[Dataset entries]
□ □ □ □ □

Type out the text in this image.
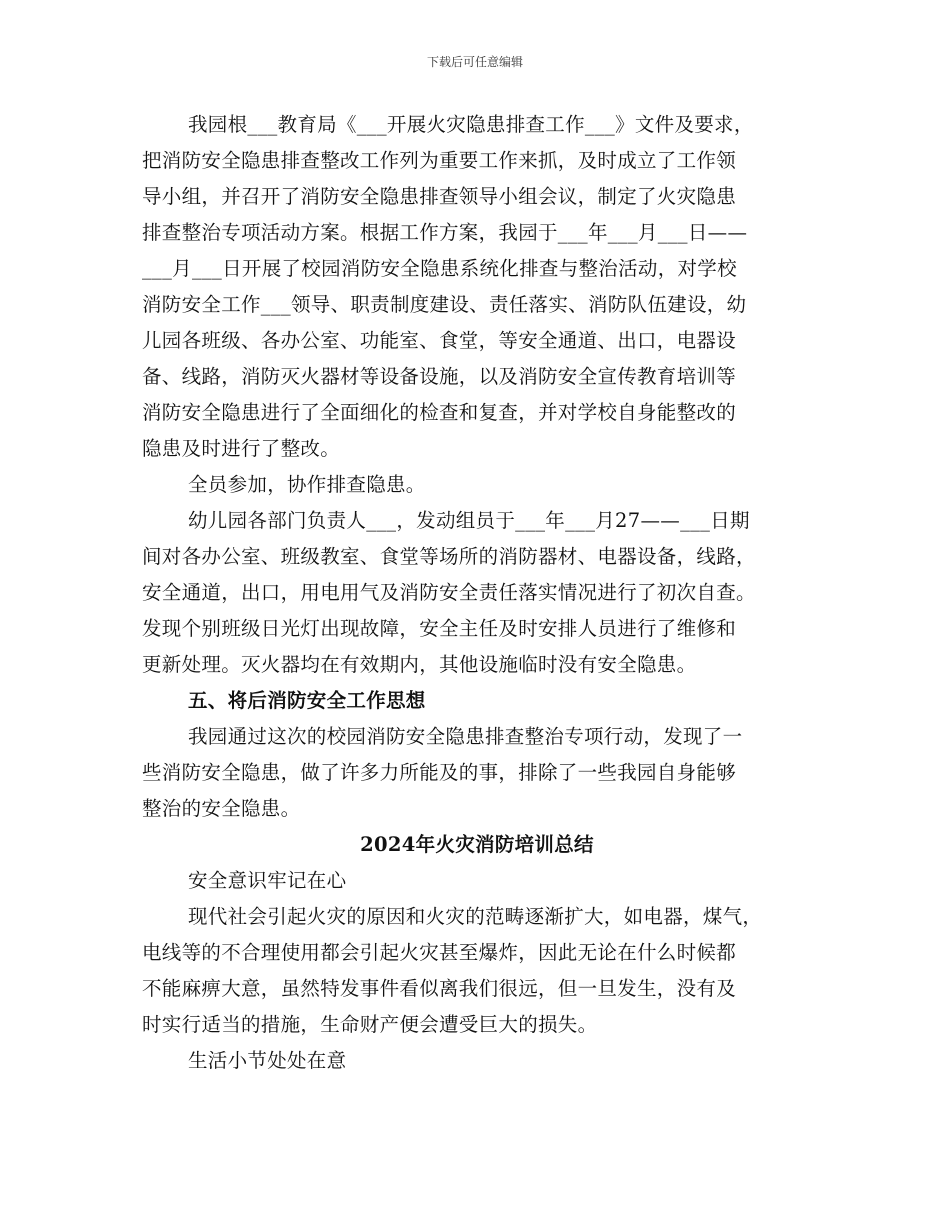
下载后可任意编辑
我园根___教育局《___开展火灾隐患排查工作___》文件及要求，
把消防安全隐患排查整改工作列为重要工作来抓，及时成立了工作领
导小组，并召开了消防安全隐患排查领导小组会议，制定了火灾隐患
排查整治专项活动方案。根据工作方案，我园于___年___月___日——
___月___日开展了校园消防安全隐患系统化排查与整治活动，对学校
消防安全工作___领导、职责制度建设、责任落实、消防队伍建设，幼
儿园各班级、各办公室、功能室、食堂，等安全通道、出口，电器设
备、线路，消防灭火器材等设备设施，以及消防安全宣传教育培训等
消防安全隐患进行了全面细化的检查和复查，并对学校自身能整改的
隐患及时进行了整改。
全员参加，协作排查隐患。
幼儿园各部门负责人___，发动组员于___年___月27——___日期
间对各办公室、班级教室、食堂等场所的消防器材、电器设备，线路，
安全通道，出口，用电用气及消防安全责任落实情况进行了初次自查。
发现个别班级日光灯出现故障，安全主任及时安排人员进行了维修和
更新处理。灭火器均在有效期内，其他设施临时没有安全隐患。
五、将后消防安全工作思想
我园通过这次的校园消防安全隐患排查整治专项行动，发现了一
些消防安全隐患，做了许多力所能及的事，排除了一些我园自身能够
整治的安全隐患。
2024年火灾消防培训总结
安全意识牢记在心
现代社会引起火灾的原因和火灾的范畴逐渐扩大，如电器，煤气，
电线等的不合理使用都会引起火灾甚至爆炸，因此无论在什么时候都
不能麻痹大意，虽然特发事件看似离我们很远，但一旦发生，没有及
时实行适当的措施，生命财产便会遭受巨大的损失。
生活小节处处在意
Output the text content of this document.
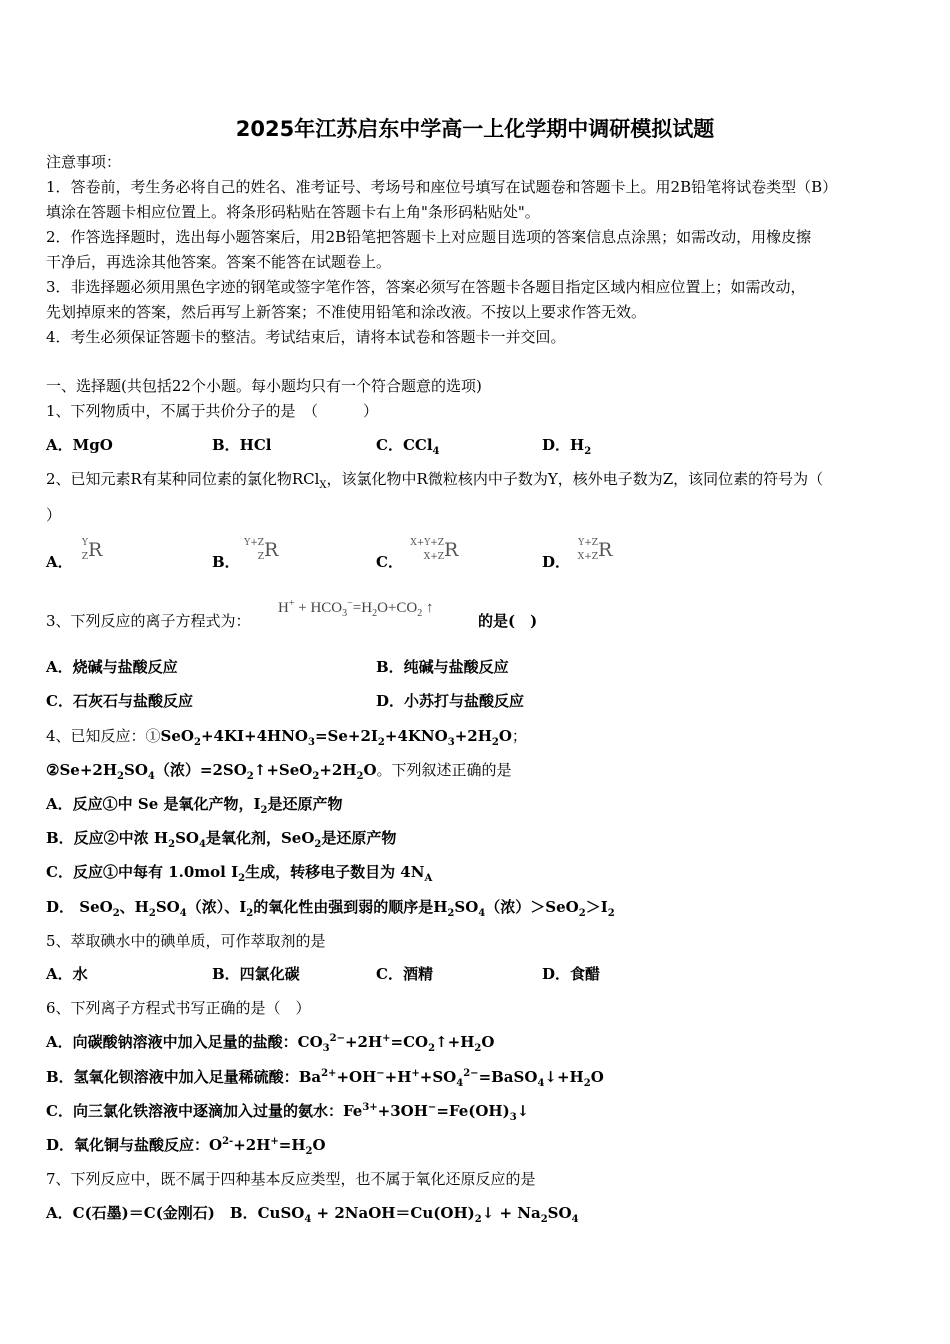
2025年江苏启东中学高一上化学期中调研模拟试题
注意事项：
1．答卷前，考生务必将自己的姓名、准考证号、考场号和座位号填写在试题卷和答题卡上。用2B铅笔将试卷类型（B）
填涂在答题卡相应位置上。将条形码粘贴在答题卡右上角"条形码粘贴处"。
2．作答选择题时，选出每小题答案后，用2B铅笔把答题卡上对应题目选项的答案信息点涂黑；如需改动，用橡皮擦
干净后，再选涂其他答案。答案不能答在试题卷上。
3．非选择题必须用黑色字迹的钢笔或签字笔作答，答案必须写在答题卡各题目指定区域内相应位置上；如需改动，
先划掉原来的答案，然后再写上新答案；不准使用铅笔和涂改液。不按以上要求作答无效。
4．考生必须保证答题卡的整洁。考试结束后，请将本试卷和答题卡一并交回。
一、选择题(共包括22个小题。每小题均只有一个符合题意的选项)
1、下列物质中，不属于共价分子的是　（　　　）
A．MgO	B．HCl	C．CCl$_4$	D．$H_2$
2、已知元素R有某种同位素的氯化物RCl$_X$，该氯化物中R微粒核内中子数为Y，核外电子数为Z，该同位素的符号为（
）
A．
Y
Z R
B．
Y+Z
Z R
C．
X+Y+Z
X+Z R
D．
Y+Z
X+Z R
3、下列反应的离子方程式为：
$H^+ + HCO_3^-=H_2O+CO_2$ ↑
的是(　)
A．烧碱与盐酸反应	B．纯碱与盐酸反应
C．石灰石与盐酸反应	D．小苏打与盐酸反应
4、已知反应：$①SeO_2+4KI+4HNO_3=Se+2I_2+4KNO_3+2H_2O$；
$②Se+2H_2SO_4$（浓）$=2SO_2↑+SeO_2+2H_2O$。下列叙述正确的是
A．反应①中 Se 是氧化产物，$I_2$是还原产物
B．反应②中浓 $H_2SO_4$是氧化剂，SeO$_2$是还原产物
C．反应①中每有 1.0mol $I_2$生成，转移电子数目为 $4N_A$
D． SeO$_2$、$H_2SO_4$（浓）、$I_2$的氧化性由强到弱的顺序是$H_2SO_4$（浓）$>SeO_2>I_2$
5、萃取碘水中的碘单质，可作萃取剂的是
A．水	B．四氯化碳	C．酒精	D．食醋
6、下列离子方程式书写正确的是（　）
A．向碳酸钠溶液中加入足量的盐酸：$CO_3^{2-}+2H^+=CO_2↑+H_2O$
B．氢氧化钡溶液中加入足量稀硫酸：$Ba^{2+}+OH^-+H^++SO_4^{2-}=BaSO_4↓+H_2O$
C．向三氯化铁溶液中逐滴加入过量的氨水：$Fe^{3+}+3OH^-=Fe(OH)_3↓$
D．氧化铜与盐酸反应：$O^{2-}+2H^+=H_2O$
7、下列反应中，既不属于四种基本反应类型，也不属于氧化还原反应的是
A．C(石墨)＝C(金刚石)　 B．CuSO$_4$ + $2NaOH=Cu(OH)_2↓ + Na_2SO_4$
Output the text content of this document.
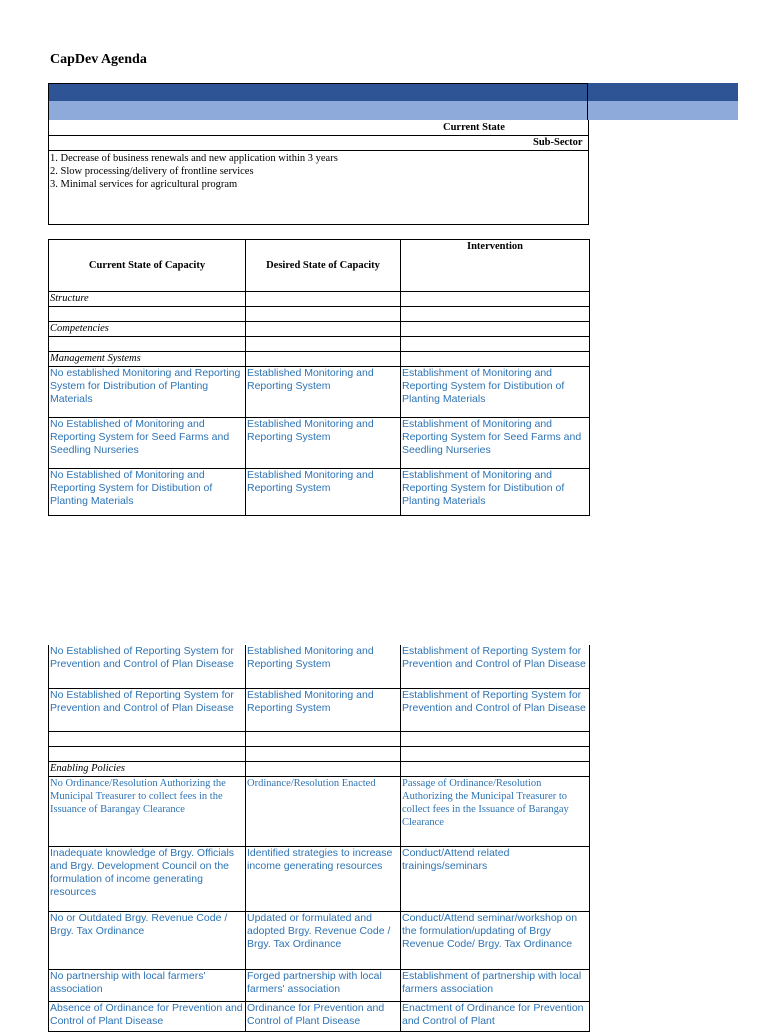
CapDev Agenda
Current State
Sub-Sector
1. Decrease of business renewals and new application within 3 years
2. Slow processing/delivery of frontline services
3. Minimal services for agricultural program
Current State of Capacity	Desired State of Capacity	Intervention
Structure		

Competencies		

Management Systems		
No established Monitoring and Reporting System for Distribution of Planting Materials	Established Monitoring and Reporting System	Establishment of Monitoring and Reporting System for Distibution of Planting Materials
No Established of Monitoring and Reporting System for Seed Farms and Seedling Nurseries	Established Monitoring and Reporting System	Establishment of Monitoring and Reporting System for Seed Farms and Seedling Nurseries
No Established of Monitoring and Reporting System for Distibution of Planting Materials	Established Monitoring and Reporting System	Establishment of Monitoring and Reporting System for Distibution of Planting Materials
No Established of Reporting System for Prevention and Control of Plan Disease	Established Monitoring and Reporting System	Establishment of Reporting System for Prevention and Control of Plan Disease
No Established of Reporting System for Prevention and Control of Plan Disease	Established Monitoring and Reporting System	Establishment of Reporting System for Prevention and Control of Plan Disease

Enabling Policies		
No Ordinance/Resolution Authorizing the Municipal Treasurer to collect fees in the Issuance of Barangay Clearance	Ordinance/Resolution Enacted	Passage of Ordinance/Resolution Authorizing the Municipal Treasurer to collect fees in the Issuance of Barangay Clearance
Inadequate knowledge of Brgy. Officials and Brgy. Development Council on the formulation of income generating resources	Identified strategies to increase income generating resources	Conduct/Attend related trainings/seminars
No or Outdated Brgy. Revenue Code / Brgy. Tax Ordinance	Updated or formulated and adopted Brgy. Revenue Code / Brgy. Tax Ordinance	Conduct/Attend seminar/workshop on the formulation/updating of Brgy Revenue Code/ Brgy. Tax Ordinance
No partnership with local farmers' association	Forged partnership with local farmers' association	Establishment of partnership with local farmers association
Absence of Ordinance for Prevention and Control of Plant Disease	Ordinance for Prevention and Control of Plant Disease	Enactment of Ordinance for Prevention and Control of Plant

□ □ □ □ □

→ **Instructions for the task**: Quote every record above exactly, leaving out any pictures.

→ **Written answer**:
Type out the text in this image.
下载后可任意编辑
我园根___教育局《___开展火灾隐患排查工作___》文件及要求，
把消防安全隐患排查整改工作列为重要工作来抓，及时成立了工作领
导小组，并召开了消防安全隐患排查领导小组会议，制定了火灾隐患
排查整治专项活动方案。根据工作方案，我园于___年___月___日——
___月___日开展了校园消防安全隐患系统化排查与整治活动，对学校
消防安全工作___领导、职责制度建设、责任落实、消防队伍建设，幼
儿园各班级、各办公室、功能室、食堂，等安全通道、出口，电器设
备、线路，消防灭火器材等设备设施，以及消防安全宣传教育培训等
消防安全隐患进行了全面细化的检查和复查，并对学校自身能整改的
隐患及时进行了整改。
全员参加，协作排查隐患。
幼儿园各部门负责人___，发动组员于___年___月27——___日期
间对各办公室、班级教室、食堂等场所的消防器材、电器设备，线路，
安全通道，出口，用电用气及消防安全责任落实情况进行了初次自查。
发现个别班级日光灯出现故障，安全主任及时安排人员进行了维修和
更新处理。灭火器均在有效期内，其他设施临时没有安全隐患。
五、将后消防安全工作思想
我园通过这次的校园消防安全隐患排查整治专项行动，发现了一
些消防安全隐患，做了许多力所能及的事，排除了一些我园自身能够
整治的安全隐患。
2024年火灾消防培训总结
安全意识牢记在心
现代社会引起火灾的原因和火灾的范畴逐渐扩大，如电器，煤气，
电线等的不合理使用都会引起火灾甚至爆炸，因此无论在什么时候都
不能麻痹大意，虽然特发事件看似离我们很远，但一旦发生，没有及
时实行适当的措施，生命财产便会遭受巨大的损失。
生活小节处处在意
Output the text content of this document.
2025年江苏启东中学高一上化学期中调研模拟试题
注意事项：
1．答卷前，考生务必将自己的姓名、准考证号、考场号和座位号填写在试题卷和答题卡上。用2B铅笔将试卷类型（B）
填涂在答题卡相应位置上。将条形码粘贴在答题卡右上角"条形码粘贴处"。
2．作答选择题时，选出每小题答案后，用2B铅笔把答题卡上对应题目选项的答案信息点涂黑；如需改动，用橡皮擦
干净后，再选涂其他答案。答案不能答在试题卷上。
3．非选择题必须用黑色字迹的钢笔或签字笔作答，答案必须写在答题卡各题目指定区域内相应位置上；如需改动，
先划掉原来的答案，然后再写上新答案；不准使用铅笔和涂改液。不按以上要求作答无效。
4．考生必须保证答题卡的整洁。考试结束后，请将本试卷和答题卡一并交回。
一、选择题(共包括22个小题。每小题均只有一个符合题意的选项)
1、下列物质中，不属于共价分子的是　（　　　）
A．MgO	B．HCl	C．CCl$_4$	D．$H_2$
2、已知元素R有某种同位素的氯化物RCl$_X$，该氯化物中R微粒核内中子数为Y，核外电子数为Z，该同位素的符号为（
）
A．
Y
Z R
B．
Y+Z
Z R
C．
X+Y+Z
X+Z R
D．
Y+Z
X+Z R
3、下列反应的离子方程式为：
$H^+ + HCO_3^-=H_2O+CO_2$ ↑
的是(　)
A．烧碱与盐酸反应	B．纯碱与盐酸反应
C．石灰石与盐酸反应	D．小苏打与盐酸反应
4、已知反应：$①SeO_2+4KI+4HNO_3=Se+2I_2+4KNO_3+2H_2O$；
$②Se+2H_2SO_4$（浓）$=2SO_2↑+SeO_2+2H_2O$。下列叙述正确的是
A．反应①中 Se 是氧化产物，$I_2$是还原产物
B．反应②中浓 $H_2SO_4$是氧化剂，SeO$_2$是还原产物
C．反应①中每有 1.0mol $I_2$生成，转移电子数目为 $4N_A$
D． SeO$_2$、$H_2SO_4$（浓）、$I_2$的氧化性由强到弱的顺序是$H_2SO_4$（浓）$>SeO_2>I_2$
5、萃取碘水中的碘单质，可作萃取剂的是
A．水	B．四氯化碳	C．酒精	D．食醋
6、下列离子方程式书写正确的是（　）
A．向碳酸钠溶液中加入足量的盐酸：$CO_3^{2-}+2H^+=CO_2↑+H_2O$
B．氢氧化钡溶液中加入足量稀硫酸：$Ba^{2+}+OH^-+H^++SO_4^{2-}=BaSO_4↓+H_2O$
C．向三氯化铁溶液中逐滴加入过量的氨水：$Fe^{3+}+3OH^-=Fe(OH)_3↓$
D．氧化铜与盐酸反应：$O^{2-}+2H^+=H_2O$
7、下列反应中，既不属于四种基本反应类型，也不属于氧化还原反应的是
A．C(石墨)＝C(金刚石)　 B．CuSO$_4$ + $2NaOH=Cu(OH)_2↓ + Na_2SO_4$
Output the text content of this document.
CapDev Agenda
Current State
Sub-Sector
1. Decrease of business renewals and new application within 3 years
2. Slow processing/delivery of frontline services
3. Minimal services for agricultural program
Current State of Capacity	Desired State of Capacity	Intervention
Structure		

Competencies		

Management Systems		
No established Monitoring and Reporting System for Distribution of Planting Materials	Established Monitoring and Reporting System	Establishment of Monitoring and Reporting System for Distibution of Planting Materials
No Established of Monitoring and Reporting System for Seed Farms and Seedling Nurseries	Established Monitoring and Reporting System	Establishment of Monitoring and Reporting System for Seed Farms and Seedling Nurseries
No Established of Monitoring and Reporting System for Distibution of Planting Materials	Established Monitoring and Reporting System	Establishment of Monitoring and Reporting System for Distibution of Planting Materials
No Established of Reporting System for Prevention and Control of Plan Disease	Established Monitoring and Reporting System	Establishment of Reporting System for Prevention and Control of Plan Disease
No Established of Reporting System for Prevention and Control of Plan Disease	Established Monitoring and Reporting System	Establishment of Reporting System for Prevention and Control of Plan Disease

Enabling Policies		
No Ordinance/Resolution Authorizing the Municipal Treasurer to collect fees in the Issuance of Barangay Clearance	Ordinance/Resolution Enacted	Passage of Ordinance/Resolution Authorizing the Municipal Treasurer to collect fees in the Issuance of Barangay Clearance
Inadequate knowledge of Brgy. Officials and Brgy. Development Council on the formulation of income generating resources	Identified strategies to increase income generating resources	Conduct/Attend related trainings/seminars
No or Outdated Brgy. Revenue Code / Brgy. Tax Ordinance	Updated or formulated and adopted Brgy. Revenue Code / Brgy. Tax Ordinance	Conduct/Attend seminar/workshop on the formulation/updating of Brgy Revenue Code/ Brgy. Tax Ordinance
No partnership with local farmers' association	Forged partnership with local farmers' association	Establishment of partnership with local farmers association
Absence of Ordinance for Prevention and Control of Plant Disease	Ordinance for Prevention and Control of Plant Disease	Enactment of Ordinance for Prevention and Control of Plant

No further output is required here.